# [Required work]
Leave out the images; return the rest of the data exactly.

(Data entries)
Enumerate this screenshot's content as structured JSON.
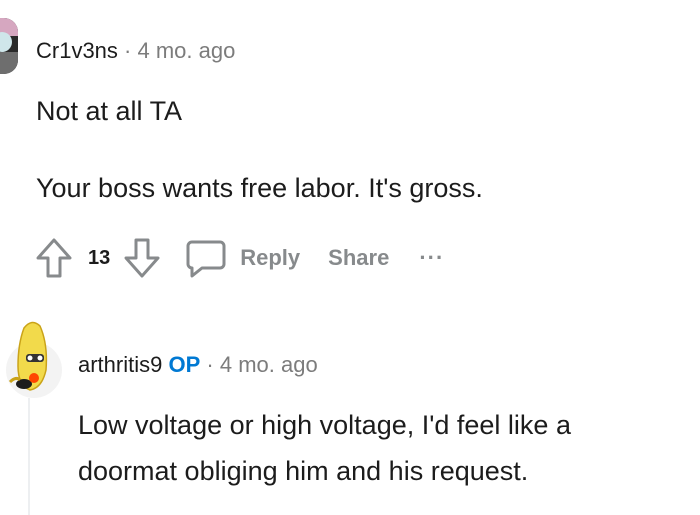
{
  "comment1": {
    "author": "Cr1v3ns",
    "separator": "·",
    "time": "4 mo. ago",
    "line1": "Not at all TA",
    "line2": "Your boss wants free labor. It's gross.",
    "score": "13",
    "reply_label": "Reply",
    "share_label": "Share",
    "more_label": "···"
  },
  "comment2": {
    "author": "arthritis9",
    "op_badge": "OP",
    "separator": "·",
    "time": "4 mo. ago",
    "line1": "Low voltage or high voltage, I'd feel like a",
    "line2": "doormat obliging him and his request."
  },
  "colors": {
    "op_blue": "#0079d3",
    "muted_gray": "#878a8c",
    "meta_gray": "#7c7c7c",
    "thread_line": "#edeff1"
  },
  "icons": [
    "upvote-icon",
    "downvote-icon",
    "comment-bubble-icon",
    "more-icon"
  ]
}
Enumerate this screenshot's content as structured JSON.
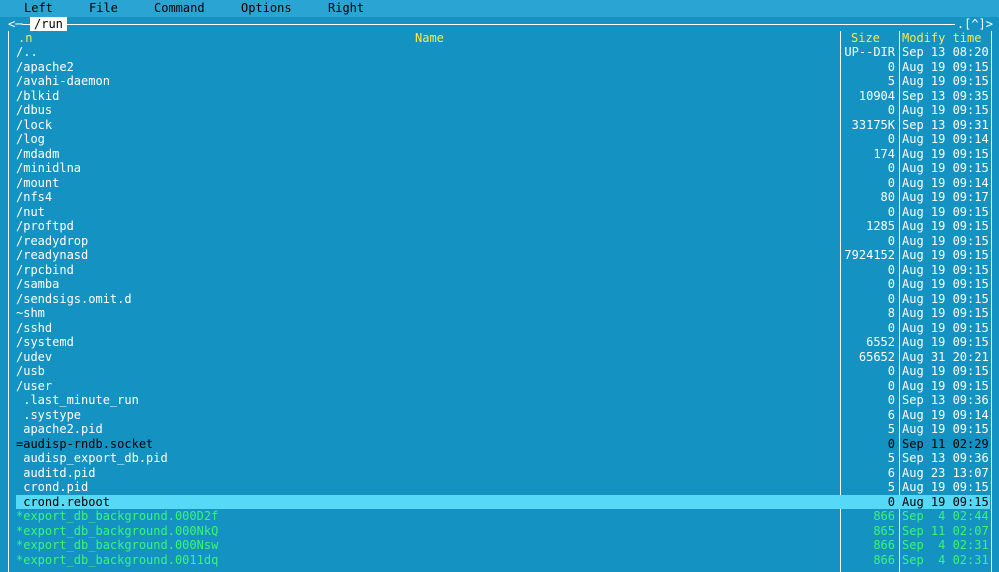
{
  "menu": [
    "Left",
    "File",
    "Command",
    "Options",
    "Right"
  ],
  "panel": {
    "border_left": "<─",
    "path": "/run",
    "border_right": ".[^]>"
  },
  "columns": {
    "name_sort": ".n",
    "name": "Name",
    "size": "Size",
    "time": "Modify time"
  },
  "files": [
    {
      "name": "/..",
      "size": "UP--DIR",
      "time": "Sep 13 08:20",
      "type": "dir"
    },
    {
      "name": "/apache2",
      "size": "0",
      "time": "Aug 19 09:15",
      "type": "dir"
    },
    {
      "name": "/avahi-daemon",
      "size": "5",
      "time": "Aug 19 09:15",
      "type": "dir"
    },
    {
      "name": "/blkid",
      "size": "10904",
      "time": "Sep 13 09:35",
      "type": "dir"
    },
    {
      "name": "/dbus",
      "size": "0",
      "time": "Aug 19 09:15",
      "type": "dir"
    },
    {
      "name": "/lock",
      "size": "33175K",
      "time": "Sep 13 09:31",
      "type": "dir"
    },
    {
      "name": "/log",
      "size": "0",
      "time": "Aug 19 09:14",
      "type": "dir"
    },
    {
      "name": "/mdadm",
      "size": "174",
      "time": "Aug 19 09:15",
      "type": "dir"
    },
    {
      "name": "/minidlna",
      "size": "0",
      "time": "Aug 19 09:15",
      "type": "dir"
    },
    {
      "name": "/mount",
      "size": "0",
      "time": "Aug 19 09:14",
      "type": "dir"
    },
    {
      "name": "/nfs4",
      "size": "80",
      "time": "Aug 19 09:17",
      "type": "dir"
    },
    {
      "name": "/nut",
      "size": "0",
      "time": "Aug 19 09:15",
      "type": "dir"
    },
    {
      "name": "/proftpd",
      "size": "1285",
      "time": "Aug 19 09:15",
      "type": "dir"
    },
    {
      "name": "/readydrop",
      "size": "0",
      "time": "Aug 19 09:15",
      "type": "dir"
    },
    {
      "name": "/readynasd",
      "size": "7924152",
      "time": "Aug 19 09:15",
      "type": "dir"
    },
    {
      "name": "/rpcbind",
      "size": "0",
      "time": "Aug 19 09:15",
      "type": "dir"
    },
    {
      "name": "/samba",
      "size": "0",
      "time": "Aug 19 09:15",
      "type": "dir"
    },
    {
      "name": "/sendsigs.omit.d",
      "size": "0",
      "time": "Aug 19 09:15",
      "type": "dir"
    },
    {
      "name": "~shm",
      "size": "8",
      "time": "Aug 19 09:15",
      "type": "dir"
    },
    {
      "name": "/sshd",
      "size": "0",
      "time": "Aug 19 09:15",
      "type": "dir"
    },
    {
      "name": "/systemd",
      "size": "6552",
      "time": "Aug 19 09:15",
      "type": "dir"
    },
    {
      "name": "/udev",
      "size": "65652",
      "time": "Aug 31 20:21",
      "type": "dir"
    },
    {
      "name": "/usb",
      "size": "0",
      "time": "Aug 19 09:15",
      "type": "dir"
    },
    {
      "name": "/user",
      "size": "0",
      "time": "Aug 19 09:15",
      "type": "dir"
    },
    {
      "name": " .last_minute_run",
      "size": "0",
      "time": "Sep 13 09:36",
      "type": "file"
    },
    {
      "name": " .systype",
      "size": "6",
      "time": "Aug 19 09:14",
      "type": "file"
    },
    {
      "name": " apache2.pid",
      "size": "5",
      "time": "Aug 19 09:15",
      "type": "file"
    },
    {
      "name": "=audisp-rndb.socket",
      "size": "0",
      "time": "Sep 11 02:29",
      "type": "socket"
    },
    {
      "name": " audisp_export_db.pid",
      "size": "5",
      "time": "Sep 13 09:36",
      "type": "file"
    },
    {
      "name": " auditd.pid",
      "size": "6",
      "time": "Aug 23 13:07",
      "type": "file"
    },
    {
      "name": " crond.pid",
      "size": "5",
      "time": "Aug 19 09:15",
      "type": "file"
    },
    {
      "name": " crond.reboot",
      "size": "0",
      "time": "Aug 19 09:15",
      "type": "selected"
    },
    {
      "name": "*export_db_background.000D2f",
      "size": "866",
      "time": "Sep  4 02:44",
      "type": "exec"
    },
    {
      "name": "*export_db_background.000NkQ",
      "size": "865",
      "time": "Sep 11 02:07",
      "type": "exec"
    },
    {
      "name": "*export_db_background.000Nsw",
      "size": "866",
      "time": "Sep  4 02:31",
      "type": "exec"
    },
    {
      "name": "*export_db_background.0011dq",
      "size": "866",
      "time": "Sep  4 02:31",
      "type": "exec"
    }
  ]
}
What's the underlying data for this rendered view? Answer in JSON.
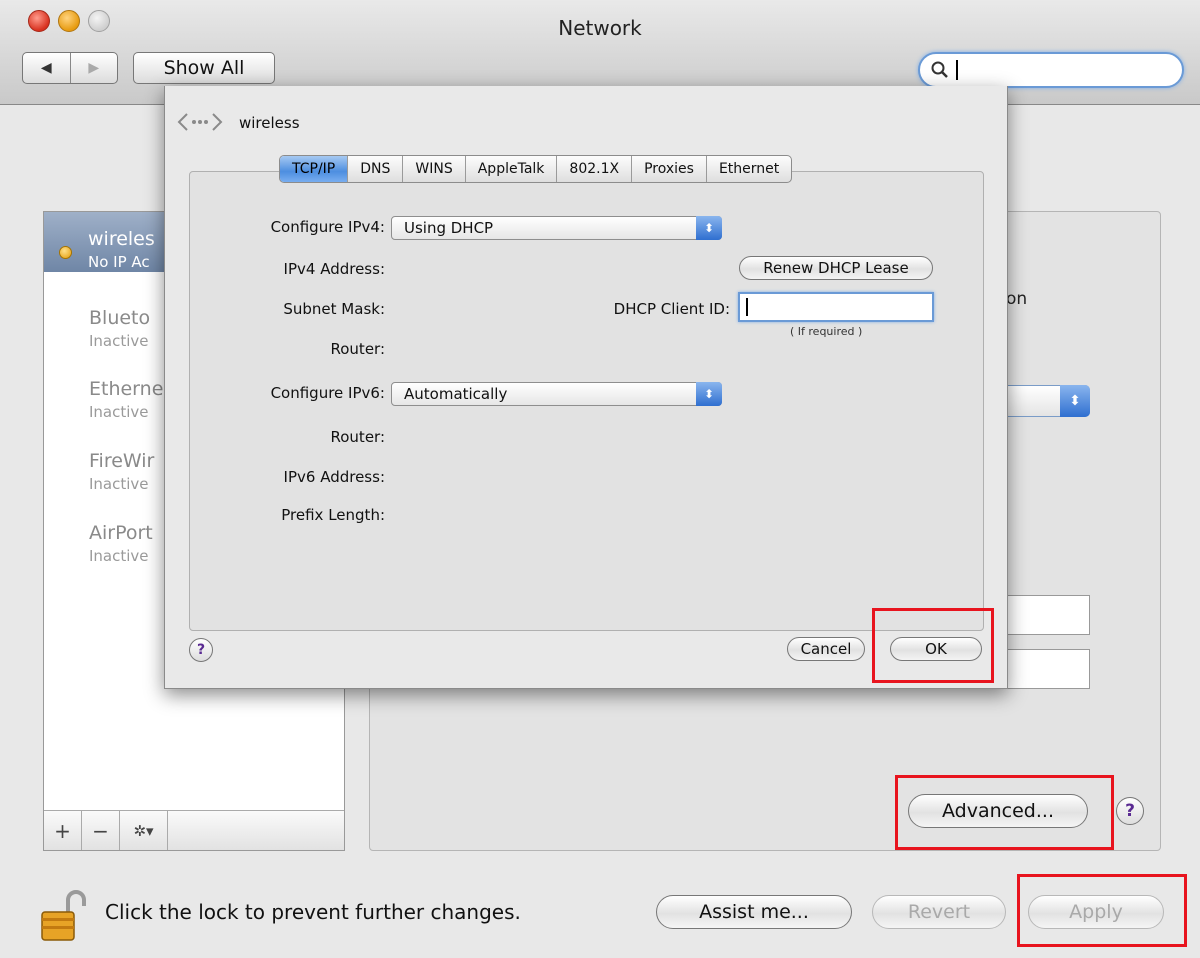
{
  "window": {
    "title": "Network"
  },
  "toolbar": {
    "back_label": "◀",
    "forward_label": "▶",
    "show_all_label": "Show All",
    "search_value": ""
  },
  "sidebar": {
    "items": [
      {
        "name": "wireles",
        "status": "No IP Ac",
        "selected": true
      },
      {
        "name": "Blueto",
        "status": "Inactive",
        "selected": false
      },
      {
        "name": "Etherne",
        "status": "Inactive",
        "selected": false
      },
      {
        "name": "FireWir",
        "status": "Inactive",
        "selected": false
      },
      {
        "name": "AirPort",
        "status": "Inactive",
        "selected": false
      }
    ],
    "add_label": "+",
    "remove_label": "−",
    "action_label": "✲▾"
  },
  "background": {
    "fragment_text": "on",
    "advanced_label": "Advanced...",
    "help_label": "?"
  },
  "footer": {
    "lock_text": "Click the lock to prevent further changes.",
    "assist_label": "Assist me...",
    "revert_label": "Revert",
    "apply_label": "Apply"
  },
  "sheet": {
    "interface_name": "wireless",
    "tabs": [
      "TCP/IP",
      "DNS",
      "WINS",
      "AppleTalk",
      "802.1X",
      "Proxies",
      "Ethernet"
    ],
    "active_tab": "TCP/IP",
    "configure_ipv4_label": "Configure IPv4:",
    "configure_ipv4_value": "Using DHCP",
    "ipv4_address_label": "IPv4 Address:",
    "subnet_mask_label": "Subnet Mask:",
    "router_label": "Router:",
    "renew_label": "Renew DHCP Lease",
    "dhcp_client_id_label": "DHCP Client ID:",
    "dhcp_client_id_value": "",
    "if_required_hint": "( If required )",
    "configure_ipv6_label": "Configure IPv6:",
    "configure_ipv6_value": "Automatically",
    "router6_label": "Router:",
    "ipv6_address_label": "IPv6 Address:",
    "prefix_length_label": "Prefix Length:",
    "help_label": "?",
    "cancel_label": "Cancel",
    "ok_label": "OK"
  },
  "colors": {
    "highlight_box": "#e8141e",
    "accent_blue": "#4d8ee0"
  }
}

# [Response]
Enumerate this screenshot's content as structured JSON.
{
  "comment1": {
    "author": "Cr1v3ns",
    "separator": "·",
    "time": "4 mo. ago",
    "line1": "Not at all TA",
    "line2": "Your boss wants free labor. It's gross.",
    "score": "13",
    "reply_label": "Reply",
    "share_label": "Share",
    "more_label": "···"
  },
  "comment2": {
    "author": "arthritis9",
    "op_badge": "OP",
    "separator": "·",
    "time": "4 mo. ago",
    "line1": "Low voltage or high voltage, I'd feel like a",
    "line2": "doormat obliging him and his request."
  },
  "colors": {
    "op_blue": "#0079d3",
    "muted_gray": "#878a8c",
    "meta_gray": "#7c7c7c",
    "thread_line": "#edeff1"
  },
  "icons": [
    "upvote-icon",
    "downvote-icon",
    "comment-bubble-icon",
    "more-icon"
  ]
}
Enumerate this screenshot's content as structured JSON.
{
  "menu": [
    "Left",
    "File",
    "Command",
    "Options",
    "Right"
  ],
  "panel": {
    "border_left": "<─",
    "path": "/run",
    "border_right": ".[^]>"
  },
  "columns": {
    "name_sort": ".n",
    "name": "Name",
    "size": "Size",
    "time": "Modify time"
  },
  "files": [
    {
      "name": "/..",
      "size": "UP--DIR",
      "time": "Sep 13 08:20",
      "type": "dir"
    },
    {
      "name": "/apache2",
      "size": "0",
      "time": "Aug 19 09:15",
      "type": "dir"
    },
    {
      "name": "/avahi-daemon",
      "size": "5",
      "time": "Aug 19 09:15",
      "type": "dir"
    },
    {
      "name": "/blkid",
      "size": "10904",
      "time": "Sep 13 09:35",
      "type": "dir"
    },
    {
      "name": "/dbus",
      "size": "0",
      "time": "Aug 19 09:15",
      "type": "dir"
    },
    {
      "name": "/lock",
      "size": "33175K",
      "time": "Sep 13 09:31",
      "type": "dir"
    },
    {
      "name": "/log",
      "size": "0",
      "time": "Aug 19 09:14",
      "type": "dir"
    },
    {
      "name": "/mdadm",
      "size": "174",
      "time": "Aug 19 09:15",
      "type": "dir"
    },
    {
      "name": "/minidlna",
      "size": "0",
      "time": "Aug 19 09:15",
      "type": "dir"
    },
    {
      "name": "/mount",
      "size": "0",
      "time": "Aug 19 09:14",
      "type": "dir"
    },
    {
      "name": "/nfs4",
      "size": "80",
      "time": "Aug 19 09:17",
      "type": "dir"
    },
    {
      "name": "/nut",
      "size": "0",
      "time": "Aug 19 09:15",
      "type": "dir"
    },
    {
      "name": "/proftpd",
      "size": "1285",
      "time": "Aug 19 09:15",
      "type": "dir"
    },
    {
      "name": "/readydrop",
      "size": "0",
      "time": "Aug 19 09:15",
      "type": "dir"
    },
    {
      "name": "/readynasd",
      "size": "7924152",
      "time": "Aug 19 09:15",
      "type": "dir"
    },
    {
      "name": "/rpcbind",
      "size": "0",
      "time": "Aug 19 09:15",
      "type": "dir"
    },
    {
      "name": "/samba",
      "size": "0",
      "time": "Aug 19 09:15",
      "type": "dir"
    },
    {
      "name": "/sendsigs.omit.d",
      "size": "0",
      "time": "Aug 19 09:15",
      "type": "dir"
    },
    {
      "name": "~shm",
      "size": "8",
      "time": "Aug 19 09:15",
      "type": "dir"
    },
    {
      "name": "/sshd",
      "size": "0",
      "time": "Aug 19 09:15",
      "type": "dir"
    },
    {
      "name": "/systemd",
      "size": "6552",
      "time": "Aug 19 09:15",
      "type": "dir"
    },
    {
      "name": "/udev",
      "size": "65652",
      "time": "Aug 31 20:21",
      "type": "dir"
    },
    {
      "name": "/usb",
      "size": "0",
      "time": "Aug 19 09:15",
      "type": "dir"
    },
    {
      "name": "/user",
      "size": "0",
      "time": "Aug 19 09:15",
      "type": "dir"
    },
    {
      "name": " .last_minute_run",
      "size": "0",
      "time": "Sep 13 09:36",
      "type": "file"
    },
    {
      "name": " .systype",
      "size": "6",
      "time": "Aug 19 09:14",
      "type": "file"
    },
    {
      "name": " apache2.pid",
      "size": "5",
      "time": "Aug 19 09:15",
      "type": "file"
    },
    {
      "name": "=audisp-rndb.socket",
      "size": "0",
      "time": "Sep 11 02:29",
      "type": "socket"
    },
    {
      "name": " audisp_export_db.pid",
      "size": "5",
      "time": "Sep 13 09:36",
      "type": "file"
    },
    {
      "name": " auditd.pid",
      "size": "6",
      "time": "Aug 23 13:07",
      "type": "file"
    },
    {
      "name": " crond.pid",
      "size": "5",
      "time": "Aug 19 09:15",
      "type": "file"
    },
    {
      "name": " crond.reboot",
      "size": "0",
      "time": "Aug 19 09:15",
      "type": "selected"
    },
    {
      "name": "*export_db_background.000D2f",
      "size": "866",
      "time": "Sep  4 02:44",
      "type": "exec"
    },
    {
      "name": "*export_db_background.000NkQ",
      "size": "865",
      "time": "Sep 11 02:07",
      "type": "exec"
    },
    {
      "name": "*export_db_background.000Nsw",
      "size": "866",
      "time": "Sep  4 02:31",
      "type": "exec"
    },
    {
      "name": "*export_db_background.0011dq",
      "size": "866",
      "time": "Sep  4 02:31",
      "type": "exec"
    }
  ]
}
What's the underlying data for this rendered view? Answer in JSON.
{
  "window": {
    "title": "Network"
  },
  "toolbar": {
    "back_label": "◀",
    "forward_label": "▶",
    "show_all_label": "Show All",
    "search_value": ""
  },
  "sidebar": {
    "items": [
      {
        "name": "wireles",
        "status": "No IP Ac",
        "selected": true
      },
      {
        "name": "Blueto",
        "status": "Inactive",
        "selected": false
      },
      {
        "name": "Etherne",
        "status": "Inactive",
        "selected": false
      },
      {
        "name": "FireWir",
        "status": "Inactive",
        "selected": false
      },
      {
        "name": "AirPort",
        "status": "Inactive",
        "selected": false
      }
    ],
    "add_label": "+",
    "remove_label": "−",
    "action_label": "✲▾"
  },
  "background": {
    "fragment_text": "on",
    "advanced_label": "Advanced...",
    "help_label": "?"
  },
  "footer": {
    "lock_text": "Click the lock to prevent further changes.",
    "assist_label": "Assist me...",
    "revert_label": "Revert",
    "apply_label": "Apply"
  },
  "sheet": {
    "interface_name": "wireless",
    "tabs": [
      "TCP/IP",
      "DNS",
      "WINS",
      "AppleTalk",
      "802.1X",
      "Proxies",
      "Ethernet"
    ],
    "active_tab": "TCP/IP",
    "configure_ipv4_label": "Configure IPv4:",
    "configure_ipv4_value": "Using DHCP",
    "ipv4_address_label": "IPv4 Address:",
    "subnet_mask_label": "Subnet Mask:",
    "router_label": "Router:",
    "renew_label": "Renew DHCP Lease",
    "dhcp_client_id_label": "DHCP Client ID:",
    "dhcp_client_id_value": "",
    "if_required_hint": "( If required )",
    "configure_ipv6_label": "Configure IPv6:",
    "configure_ipv6_value": "Automatically",
    "router6_label": "Router:",
    "ipv6_address_label": "IPv6 Address:",
    "prefix_length_label": "Prefix Length:",
    "help_label": "?",
    "cancel_label": "Cancel",
    "ok_label": "OK"
  },
  "colors": {
    "highlight_box": "#e8141e",
    "accent_blue": "#4d8ee0"
  }
}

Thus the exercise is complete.